→ **WHAT YOU SHOULD DO**
Every record must be transcribed in its entirety, apart from the images, which are to be omitted.

(Records about charts and figures)
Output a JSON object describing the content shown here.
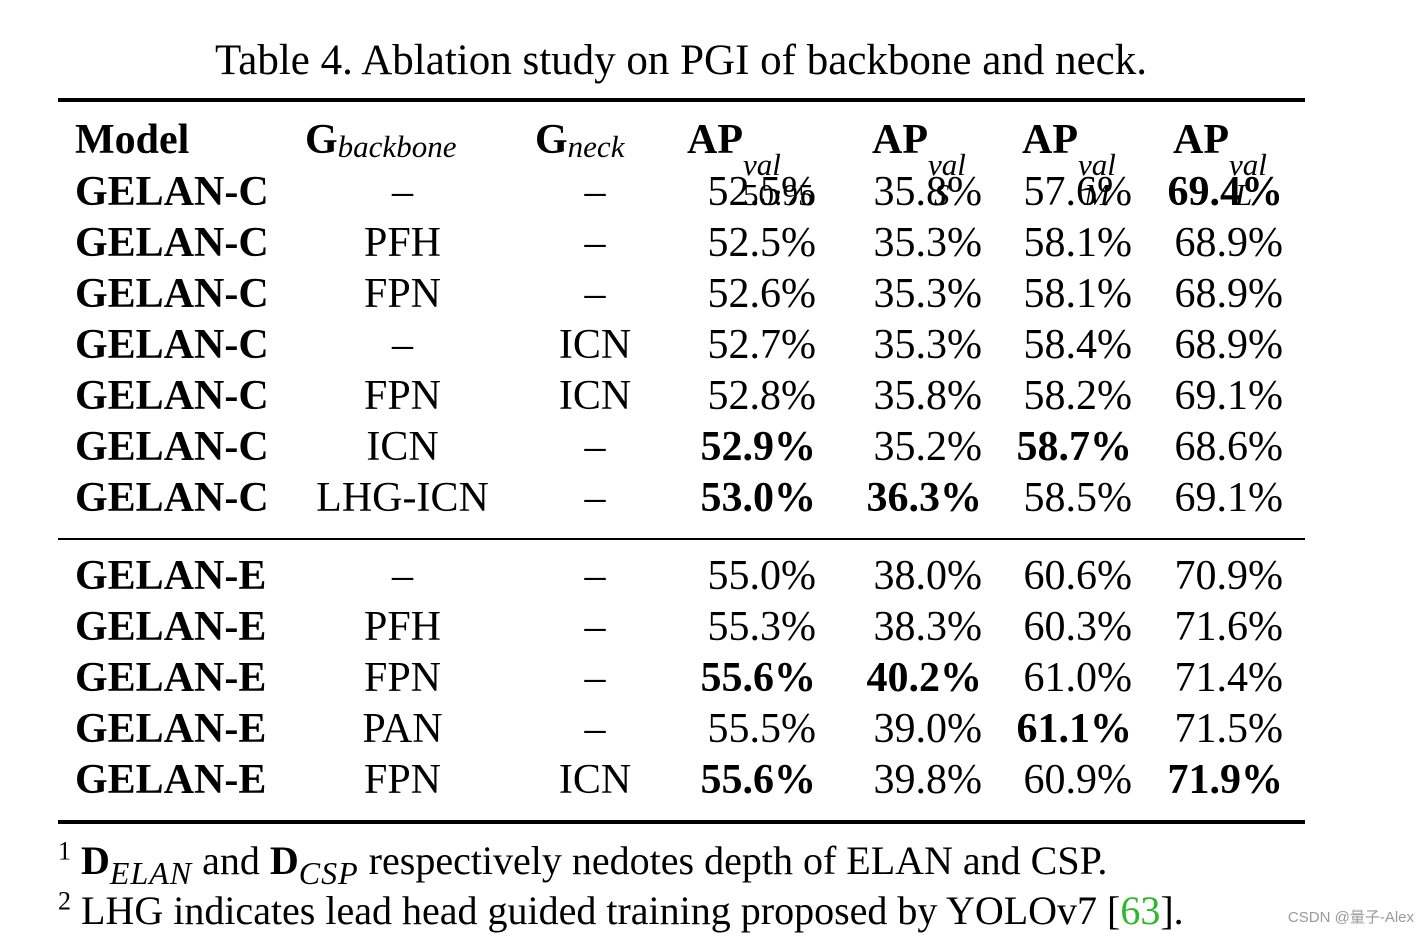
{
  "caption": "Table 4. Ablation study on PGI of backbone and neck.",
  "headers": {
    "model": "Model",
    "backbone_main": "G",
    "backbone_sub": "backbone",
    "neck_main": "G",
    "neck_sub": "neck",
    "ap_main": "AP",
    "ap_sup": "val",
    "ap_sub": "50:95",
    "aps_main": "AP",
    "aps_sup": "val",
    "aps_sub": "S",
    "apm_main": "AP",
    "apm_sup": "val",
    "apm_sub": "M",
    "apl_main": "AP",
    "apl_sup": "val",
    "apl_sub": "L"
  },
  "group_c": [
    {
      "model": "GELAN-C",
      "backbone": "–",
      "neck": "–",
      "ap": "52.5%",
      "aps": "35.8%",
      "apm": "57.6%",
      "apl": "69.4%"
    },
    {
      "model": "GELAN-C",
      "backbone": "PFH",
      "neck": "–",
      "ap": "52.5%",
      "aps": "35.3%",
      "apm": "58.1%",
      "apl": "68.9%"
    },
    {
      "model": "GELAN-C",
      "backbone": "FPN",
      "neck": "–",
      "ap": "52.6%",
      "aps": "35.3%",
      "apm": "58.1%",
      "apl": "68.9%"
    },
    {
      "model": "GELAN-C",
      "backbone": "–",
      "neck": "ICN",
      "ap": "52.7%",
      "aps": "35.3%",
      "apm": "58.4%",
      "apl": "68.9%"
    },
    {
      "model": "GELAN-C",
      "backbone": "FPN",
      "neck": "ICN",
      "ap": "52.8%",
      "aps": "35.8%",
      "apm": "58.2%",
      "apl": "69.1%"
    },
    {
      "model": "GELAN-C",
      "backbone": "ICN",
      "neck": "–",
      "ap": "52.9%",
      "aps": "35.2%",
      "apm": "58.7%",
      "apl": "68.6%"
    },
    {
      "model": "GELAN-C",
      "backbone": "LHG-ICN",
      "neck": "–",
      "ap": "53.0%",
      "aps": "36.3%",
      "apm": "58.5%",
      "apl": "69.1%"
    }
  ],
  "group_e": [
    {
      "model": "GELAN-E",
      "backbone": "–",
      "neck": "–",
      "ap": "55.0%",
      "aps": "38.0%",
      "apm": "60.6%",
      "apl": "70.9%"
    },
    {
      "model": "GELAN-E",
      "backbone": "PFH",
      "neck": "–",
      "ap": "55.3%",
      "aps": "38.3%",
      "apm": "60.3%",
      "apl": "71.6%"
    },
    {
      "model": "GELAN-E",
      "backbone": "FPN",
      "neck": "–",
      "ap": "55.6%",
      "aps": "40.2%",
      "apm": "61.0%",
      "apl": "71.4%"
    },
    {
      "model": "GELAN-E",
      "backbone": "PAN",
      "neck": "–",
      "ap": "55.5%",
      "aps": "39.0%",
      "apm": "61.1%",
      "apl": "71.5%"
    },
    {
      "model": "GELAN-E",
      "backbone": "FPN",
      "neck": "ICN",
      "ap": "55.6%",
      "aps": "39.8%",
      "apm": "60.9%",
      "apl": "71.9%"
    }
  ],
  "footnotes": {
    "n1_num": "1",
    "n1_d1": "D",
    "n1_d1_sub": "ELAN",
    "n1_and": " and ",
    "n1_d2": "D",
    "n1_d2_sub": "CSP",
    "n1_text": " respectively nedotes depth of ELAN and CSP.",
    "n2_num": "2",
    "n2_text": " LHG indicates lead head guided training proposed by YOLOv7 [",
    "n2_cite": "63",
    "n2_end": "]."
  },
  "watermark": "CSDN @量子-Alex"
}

→ **RIGHT ANSWER**
Output a JSON object describing the content shown here.
{
  "caption": "Table 4. Ablation study on PGI of backbone and neck.",
  "headers": {
    "model": "Model",
    "backbone_main": "G",
    "backbone_sub": "backbone",
    "neck_main": "G",
    "neck_sub": "neck",
    "ap_main": "AP",
    "ap_sup": "val",
    "ap_sub": "50:95",
    "aps_main": "AP",
    "aps_sup": "val",
    "aps_sub": "S",
    "apm_main": "AP",
    "apm_sup": "val",
    "apm_sub": "M",
    "apl_main": "AP",
    "apl_sup": "val",
    "apl_sub": "L"
  },
  "group_c": [
    {
      "model": "GELAN-C",
      "backbone": "–",
      "neck": "–",
      "ap": "52.5%",
      "aps": "35.8%",
      "apm": "57.6%",
      "apl": "69.4%"
    },
    {
      "model": "GELAN-C",
      "backbone": "PFH",
      "neck": "–",
      "ap": "52.5%",
      "aps": "35.3%",
      "apm": "58.1%",
      "apl": "68.9%"
    },
    {
      "model": "GELAN-C",
      "backbone": "FPN",
      "neck": "–",
      "ap": "52.6%",
      "aps": "35.3%",
      "apm": "58.1%",
      "apl": "68.9%"
    },
    {
      "model": "GELAN-C",
      "backbone": "–",
      "neck": "ICN",
      "ap": "52.7%",
      "aps": "35.3%",
      "apm": "58.4%",
      "apl": "68.9%"
    },
    {
      "model": "GELAN-C",
      "backbone": "FPN",
      "neck": "ICN",
      "ap": "52.8%",
      "aps": "35.8%",
      "apm": "58.2%",
      "apl": "69.1%"
    },
    {
      "model": "GELAN-C",
      "backbone": "ICN",
      "neck": "–",
      "ap": "52.9%",
      "aps": "35.2%",
      "apm": "58.7%",
      "apl": "68.6%"
    },
    {
      "model": "GELAN-C",
      "backbone": "LHG-ICN",
      "neck": "–",
      "ap": "53.0%",
      "aps": "36.3%",
      "apm": "58.5%",
      "apl": "69.1%"
    }
  ],
  "group_e": [
    {
      "model": "GELAN-E",
      "backbone": "–",
      "neck": "–",
      "ap": "55.0%",
      "aps": "38.0%",
      "apm": "60.6%",
      "apl": "70.9%"
    },
    {
      "model": "GELAN-E",
      "backbone": "PFH",
      "neck": "–",
      "ap": "55.3%",
      "aps": "38.3%",
      "apm": "60.3%",
      "apl": "71.6%"
    },
    {
      "model": "GELAN-E",
      "backbone": "FPN",
      "neck": "–",
      "ap": "55.6%",
      "aps": "40.2%",
      "apm": "61.0%",
      "apl": "71.4%"
    },
    {
      "model": "GELAN-E",
      "backbone": "PAN",
      "neck": "–",
      "ap": "55.5%",
      "aps": "39.0%",
      "apm": "61.1%",
      "apl": "71.5%"
    },
    {
      "model": "GELAN-E",
      "backbone": "FPN",
      "neck": "ICN",
      "ap": "55.6%",
      "aps": "39.8%",
      "apm": "60.9%",
      "apl": "71.9%"
    }
  ],
  "footnotes": {
    "n1_num": "1",
    "n1_d1": "D",
    "n1_d1_sub": "ELAN",
    "n1_and": " and ",
    "n1_d2": "D",
    "n1_d2_sub": "CSP",
    "n1_text": " respectively nedotes depth of ELAN and CSP.",
    "n2_num": "2",
    "n2_text": " LHG indicates lead head guided training proposed by YOLOv7 [",
    "n2_cite": "63",
    "n2_end": "]."
  },
  "watermark": "CSDN @量子-Alex"
}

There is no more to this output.